> Given request:
All entries must be extracted exactly, with nothing added or dropped.

> Given data:
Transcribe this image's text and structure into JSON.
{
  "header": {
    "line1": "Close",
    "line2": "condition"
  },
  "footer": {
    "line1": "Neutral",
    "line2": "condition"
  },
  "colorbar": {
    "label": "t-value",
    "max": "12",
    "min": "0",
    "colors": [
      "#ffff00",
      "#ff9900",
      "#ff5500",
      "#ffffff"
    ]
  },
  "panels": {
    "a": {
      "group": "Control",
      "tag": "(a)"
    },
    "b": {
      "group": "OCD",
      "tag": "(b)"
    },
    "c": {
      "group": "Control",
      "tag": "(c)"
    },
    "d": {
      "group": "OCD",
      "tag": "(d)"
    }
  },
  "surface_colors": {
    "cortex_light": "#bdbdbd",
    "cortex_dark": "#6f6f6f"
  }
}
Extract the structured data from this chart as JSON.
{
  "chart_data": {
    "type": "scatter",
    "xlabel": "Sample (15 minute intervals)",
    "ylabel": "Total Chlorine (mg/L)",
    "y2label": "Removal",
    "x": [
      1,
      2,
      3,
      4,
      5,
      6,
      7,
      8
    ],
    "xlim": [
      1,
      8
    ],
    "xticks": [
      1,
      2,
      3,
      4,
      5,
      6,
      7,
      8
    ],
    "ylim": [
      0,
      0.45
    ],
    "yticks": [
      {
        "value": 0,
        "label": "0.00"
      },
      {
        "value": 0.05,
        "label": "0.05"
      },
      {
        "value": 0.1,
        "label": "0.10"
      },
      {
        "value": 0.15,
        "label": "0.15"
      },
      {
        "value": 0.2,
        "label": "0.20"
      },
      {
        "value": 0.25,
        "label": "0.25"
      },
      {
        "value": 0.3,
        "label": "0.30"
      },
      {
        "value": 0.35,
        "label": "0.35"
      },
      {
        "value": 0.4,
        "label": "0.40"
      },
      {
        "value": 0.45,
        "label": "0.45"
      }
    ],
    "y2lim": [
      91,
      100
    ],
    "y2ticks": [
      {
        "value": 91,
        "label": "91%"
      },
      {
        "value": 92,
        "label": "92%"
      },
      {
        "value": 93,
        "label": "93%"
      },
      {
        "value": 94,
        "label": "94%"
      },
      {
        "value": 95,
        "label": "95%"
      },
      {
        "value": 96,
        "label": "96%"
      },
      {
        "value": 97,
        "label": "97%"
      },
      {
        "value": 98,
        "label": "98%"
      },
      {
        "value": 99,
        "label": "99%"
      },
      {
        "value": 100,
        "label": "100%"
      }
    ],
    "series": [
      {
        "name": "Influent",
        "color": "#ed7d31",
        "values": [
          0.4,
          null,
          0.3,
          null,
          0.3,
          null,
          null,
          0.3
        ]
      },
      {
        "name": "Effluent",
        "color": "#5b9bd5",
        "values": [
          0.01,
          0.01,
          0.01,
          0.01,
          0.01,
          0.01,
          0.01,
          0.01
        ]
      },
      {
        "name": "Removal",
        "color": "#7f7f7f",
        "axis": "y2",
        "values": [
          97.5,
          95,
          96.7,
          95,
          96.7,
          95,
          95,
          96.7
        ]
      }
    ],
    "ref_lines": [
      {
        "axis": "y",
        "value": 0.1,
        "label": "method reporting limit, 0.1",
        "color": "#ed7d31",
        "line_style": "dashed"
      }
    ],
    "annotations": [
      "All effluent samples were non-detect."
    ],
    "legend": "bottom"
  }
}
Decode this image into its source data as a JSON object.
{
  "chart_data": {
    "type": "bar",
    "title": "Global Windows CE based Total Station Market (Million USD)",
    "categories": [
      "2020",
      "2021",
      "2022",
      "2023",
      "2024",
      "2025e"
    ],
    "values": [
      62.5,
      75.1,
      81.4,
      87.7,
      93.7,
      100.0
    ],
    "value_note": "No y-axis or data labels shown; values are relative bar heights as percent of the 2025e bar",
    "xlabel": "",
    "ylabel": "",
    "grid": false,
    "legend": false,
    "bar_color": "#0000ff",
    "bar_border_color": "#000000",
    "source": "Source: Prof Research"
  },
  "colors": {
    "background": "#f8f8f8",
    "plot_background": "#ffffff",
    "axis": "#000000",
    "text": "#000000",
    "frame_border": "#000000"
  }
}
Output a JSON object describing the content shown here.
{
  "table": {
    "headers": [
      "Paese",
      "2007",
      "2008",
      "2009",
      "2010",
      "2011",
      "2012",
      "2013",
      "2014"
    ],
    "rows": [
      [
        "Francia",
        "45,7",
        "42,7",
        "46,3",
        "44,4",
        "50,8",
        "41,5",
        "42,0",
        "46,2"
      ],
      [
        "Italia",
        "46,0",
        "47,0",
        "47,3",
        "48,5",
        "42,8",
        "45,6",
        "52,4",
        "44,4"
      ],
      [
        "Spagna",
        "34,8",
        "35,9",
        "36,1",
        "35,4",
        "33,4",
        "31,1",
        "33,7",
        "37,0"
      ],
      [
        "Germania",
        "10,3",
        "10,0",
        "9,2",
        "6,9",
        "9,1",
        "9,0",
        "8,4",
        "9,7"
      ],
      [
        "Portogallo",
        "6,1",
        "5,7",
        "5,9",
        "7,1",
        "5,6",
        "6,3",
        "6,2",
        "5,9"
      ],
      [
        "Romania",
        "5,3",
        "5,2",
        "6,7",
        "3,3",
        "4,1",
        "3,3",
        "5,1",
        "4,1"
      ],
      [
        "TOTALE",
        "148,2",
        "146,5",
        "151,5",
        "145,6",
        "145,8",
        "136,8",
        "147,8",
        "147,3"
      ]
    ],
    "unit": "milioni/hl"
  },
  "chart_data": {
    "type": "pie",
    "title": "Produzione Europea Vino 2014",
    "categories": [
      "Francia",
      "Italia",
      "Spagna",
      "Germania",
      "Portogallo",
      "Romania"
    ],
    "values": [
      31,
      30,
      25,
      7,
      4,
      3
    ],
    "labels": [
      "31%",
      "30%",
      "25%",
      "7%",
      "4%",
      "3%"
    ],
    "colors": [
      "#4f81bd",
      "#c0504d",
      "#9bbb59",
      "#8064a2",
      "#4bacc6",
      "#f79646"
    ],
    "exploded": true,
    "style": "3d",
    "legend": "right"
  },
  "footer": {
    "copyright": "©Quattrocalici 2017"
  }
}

> Expected output:
Transcribe this image's text and structure into JSON.
{
  "header": {
    "line1": "Close",
    "line2": "condition"
  },
  "footer": {
    "line1": "Neutral",
    "line2": "condition"
  },
  "colorbar": {
    "label": "t-value",
    "max": "12",
    "min": "0",
    "colors": [
      "#ffff00",
      "#ff9900",
      "#ff5500",
      "#ffffff"
    ]
  },
  "panels": {
    "a": {
      "group": "Control",
      "tag": "(a)"
    },
    "b": {
      "group": "OCD",
      "tag": "(b)"
    },
    "c": {
      "group": "Control",
      "tag": "(c)"
    },
    "d": {
      "group": "OCD",
      "tag": "(d)"
    }
  },
  "surface_colors": {
    "cortex_light": "#bdbdbd",
    "cortex_dark": "#6f6f6f"
  }
}
Extract the structured data from this chart as JSON.
{
  "chart_data": {
    "type": "scatter",
    "xlabel": "Sample (15 minute intervals)",
    "ylabel": "Total Chlorine (mg/L)",
    "y2label": "Removal",
    "x": [
      1,
      2,
      3,
      4,
      5,
      6,
      7,
      8
    ],
    "xlim": [
      1,
      8
    ],
    "xticks": [
      1,
      2,
      3,
      4,
      5,
      6,
      7,
      8
    ],
    "ylim": [
      0,
      0.45
    ],
    "yticks": [
      {
        "value": 0,
        "label": "0.00"
      },
      {
        "value": 0.05,
        "label": "0.05"
      },
      {
        "value": 0.1,
        "label": "0.10"
      },
      {
        "value": 0.15,
        "label": "0.15"
      },
      {
        "value": 0.2,
        "label": "0.20"
      },
      {
        "value": 0.25,
        "label": "0.25"
      },
      {
        "value": 0.3,
        "label": "0.30"
      },
      {
        "value": 0.35,
        "label": "0.35"
      },
      {
        "value": 0.4,
        "label": "0.40"
      },
      {
        "value": 0.45,
        "label": "0.45"
      }
    ],
    "y2lim": [
      91,
      100
    ],
    "y2ticks": [
      {
        "value": 91,
        "label": "91%"
      },
      {
        "value": 92,
        "label": "92%"
      },
      {
        "value": 93,
        "label": "93%"
      },
      {
        "value": 94,
        "label": "94%"
      },
      {
        "value": 95,
        "label": "95%"
      },
      {
        "value": 96,
        "label": "96%"
      },
      {
        "value": 97,
        "label": "97%"
      },
      {
        "value": 98,
        "label": "98%"
      },
      {
        "value": 99,
        "label": "99%"
      },
      {
        "value": 100,
        "label": "100%"
      }
    ],
    "series": [
      {
        "name": "Influent",
        "color": "#ed7d31",
        "values": [
          0.4,
          null,
          0.3,
          null,
          0.3,
          null,
          null,
          0.3
        ]
      },
      {
        "name": "Effluent",
        "color": "#5b9bd5",
        "values": [
          0.01,
          0.01,
          0.01,
          0.01,
          0.01,
          0.01,
          0.01,
          0.01
        ]
      },
      {
        "name": "Removal",
        "color": "#7f7f7f",
        "axis": "y2",
        "values": [
          97.5,
          95,
          96.7,
          95,
          96.7,
          95,
          95,
          96.7
        ]
      }
    ],
    "ref_lines": [
      {
        "axis": "y",
        "value": 0.1,
        "label": "method reporting limit, 0.1",
        "color": "#ed7d31",
        "line_style": "dashed"
      }
    ],
    "annotations": [
      "All effluent samples were non-detect."
    ],
    "legend": "bottom"
  }
}
Decode this image into its source data as a JSON object.
{
  "chart_data": {
    "type": "bar",
    "title": "Global Windows CE based Total Station Market (Million USD)",
    "categories": [
      "2020",
      "2021",
      "2022",
      "2023",
      "2024",
      "2025e"
    ],
    "values": [
      62.5,
      75.1,
      81.4,
      87.7,
      93.7,
      100.0
    ],
    "value_note": "No y-axis or data labels shown; values are relative bar heights as percent of the 2025e bar",
    "xlabel": "",
    "ylabel": "",
    "grid": false,
    "legend": false,
    "bar_color": "#0000ff",
    "bar_border_color": "#000000",
    "source": "Source: Prof Research"
  },
  "colors": {
    "background": "#f8f8f8",
    "plot_background": "#ffffff",
    "axis": "#000000",
    "text": "#000000",
    "frame_border": "#000000"
  }
}
Output a JSON object describing the content shown here.
{
  "table": {
    "headers": [
      "Paese",
      "2007",
      "2008",
      "2009",
      "2010",
      "2011",
      "2012",
      "2013",
      "2014"
    ],
    "rows": [
      [
        "Francia",
        "45,7",
        "42,7",
        "46,3",
        "44,4",
        "50,8",
        "41,5",
        "42,0",
        "46,2"
      ],
      [
        "Italia",
        "46,0",
        "47,0",
        "47,3",
        "48,5",
        "42,8",
        "45,6",
        "52,4",
        "44,4"
      ],
      [
        "Spagna",
        "34,8",
        "35,9",
        "36,1",
        "35,4",
        "33,4",
        "31,1",
        "33,7",
        "37,0"
      ],
      [
        "Germania",
        "10,3",
        "10,0",
        "9,2",
        "6,9",
        "9,1",
        "9,0",
        "8,4",
        "9,7"
      ],
      [
        "Portogallo",
        "6,1",
        "5,7",
        "5,9",
        "7,1",
        "5,6",
        "6,3",
        "6,2",
        "5,9"
      ],
      [
        "Romania",
        "5,3",
        "5,2",
        "6,7",
        "3,3",
        "4,1",
        "3,3",
        "5,1",
        "4,1"
      ],
      [
        "TOTALE",
        "148,2",
        "146,5",
        "151,5",
        "145,6",
        "145,8",
        "136,8",
        "147,8",
        "147,3"
      ]
    ],
    "unit": "milioni/hl"
  },
  "chart_data": {
    "type": "pie",
    "title": "Produzione Europea Vino 2014",
    "categories": [
      "Francia",
      "Italia",
      "Spagna",
      "Germania",
      "Portogallo",
      "Romania"
    ],
    "values": [
      31,
      30,
      25,
      7,
      4,
      3
    ],
    "labels": [
      "31%",
      "30%",
      "25%",
      "7%",
      "4%",
      "3%"
    ],
    "colors": [
      "#4f81bd",
      "#c0504d",
      "#9bbb59",
      "#8064a2",
      "#4bacc6",
      "#f79646"
    ],
    "exploded": true,
    "style": "3d",
    "legend": "right"
  },
  "footer": {
    "copyright": "©Quattrocalici 2017"
  }
}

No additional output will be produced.